I slik en natt (On a Night Like This) is a Norwegian war film from 1958 directed by Sigval Maartmann-Moe. It stars Anne-Lise Tangstad. The music was composed by Øivin Fjeldstad.

The title I slik en natt is taken from Henrik Wergeland's poem "Juleaftenen" (Christmas Eve) in his poetry collection Jøden (The Jew), and the film deals with the Gestapo's search for a group of Jewish children in Oslo and bold action to bring the children to safety.

Plot

In the film
In November 1942 in occupied Norway, a group of Jewish refugee children are in danger, and a young doctor tries to save them from the Germans. They engage in a dramatic escape to Sweden.

Historical event
Colbjørn Helander's film script is based on an actual event, although it is not a documentary. In the fall of 1942, the Nazis had begun sending Norwegian Jews to concentration camps in Germany. The film shows German soldiers carrying out the arrests of the Jews, but in reality, only Norwegians did it. Several people helped with the escape, but the film combines them in the character of the young female doctor. Two Norwegian women gathered the orphaned Jewish children at an orphanage in Oslo. However, they were also not safe there. Just minutes before the Gestapo arrived, the children had been moved. The real rescue operation was led by the German-Russian child psychologist Nina Hasvoll and the Norwegian Sigrid Helliesen Lund when the children at the Jewish orphanage in Oslo were smuggled into Sweden in the fall of 1942, thus escaping the Holocaust. Filmmaker Nina Grünfeld's documentary film Ninas barn is about this rescue operation.

Cast
The young doctor is played by Anne-Lise Tangstad. Two other important roles are played by Lalla Carlsen as Maren the housekeeper and Joachim Holst-Jensen as a composer and the young doctor's uncle. Together they manage to keep the young refugees hidden for a few nerve-wracking weeks before they can be sent across the border to Sweden and safety. Something that helped give the film more realism were the two Germans that portrayed SS officers. The director, Sigval Maartmann-Moe, had himself experienced SS men at uncomfortably close range, and he believed that Germans were needed to portray this type. He was able to "borrow" Günther Hüttmann and Ottakar Panning from the German theater and, according to Maartmann-Moe, this German–Norwegian collaboration worked perfectly.

**Written exercise 1**
According to the article on I slik en natt, who composed the film's music?
**Written exercise 2**
Transcribe verbatim the portion of the article on I slik en natt that starts at the words "The title I" and stops after the words "escape to Sweden.".

**Supplied information**
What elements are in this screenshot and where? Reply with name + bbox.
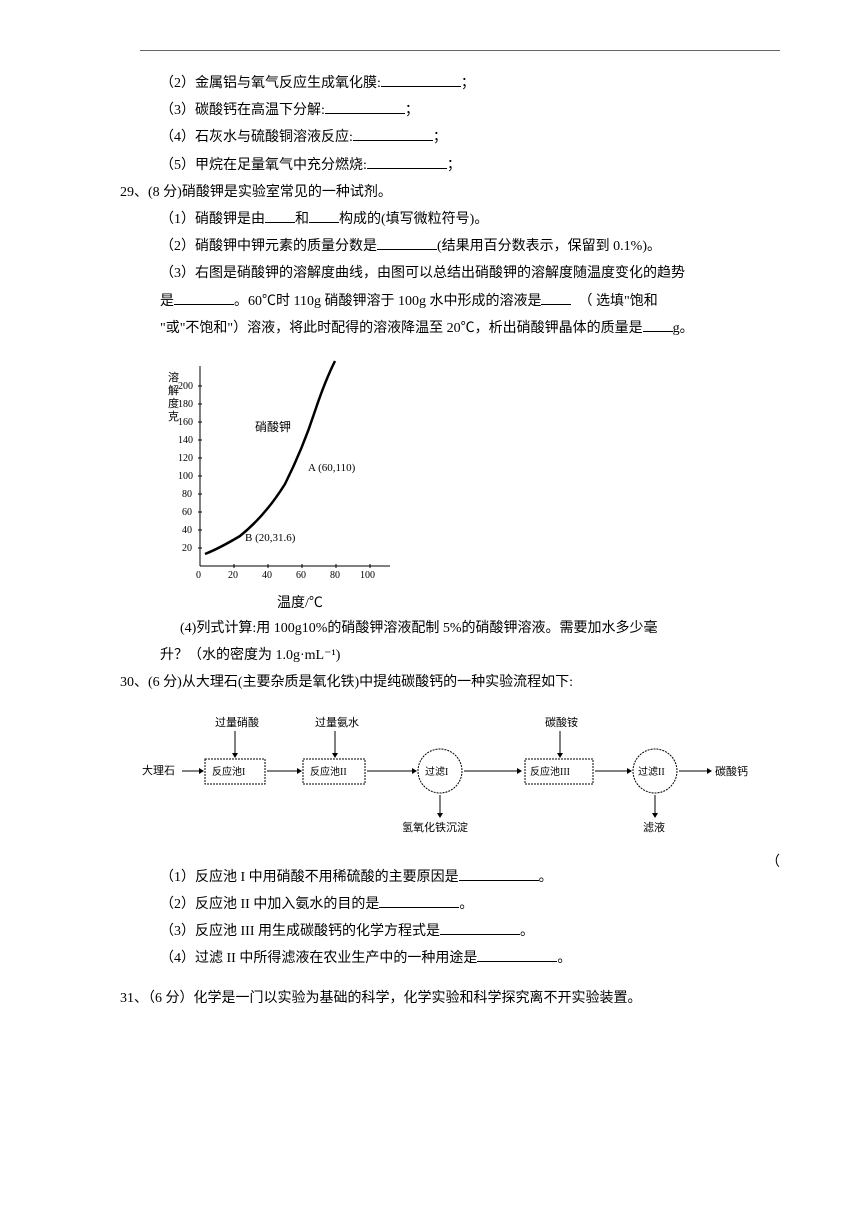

**Worked solution 1**
Øivin Fjeldstad

**Worked solution 2**
The title I slik en natt is taken from Henrik Wergeland's poem "Juleaftenen" (Christmas Eve) in his poetry collection Jøden (The Jew), and the film deals with the Gestapo's search for a group of Jewish children in Oslo and bold action to bring the children to safety.

Plot

In the film
In November 1942 in occupied Norway, a group of Jewish refugee children are in danger, and a young doctor tries to save them from the Germans. They engage in a dramatic escape to Sweden.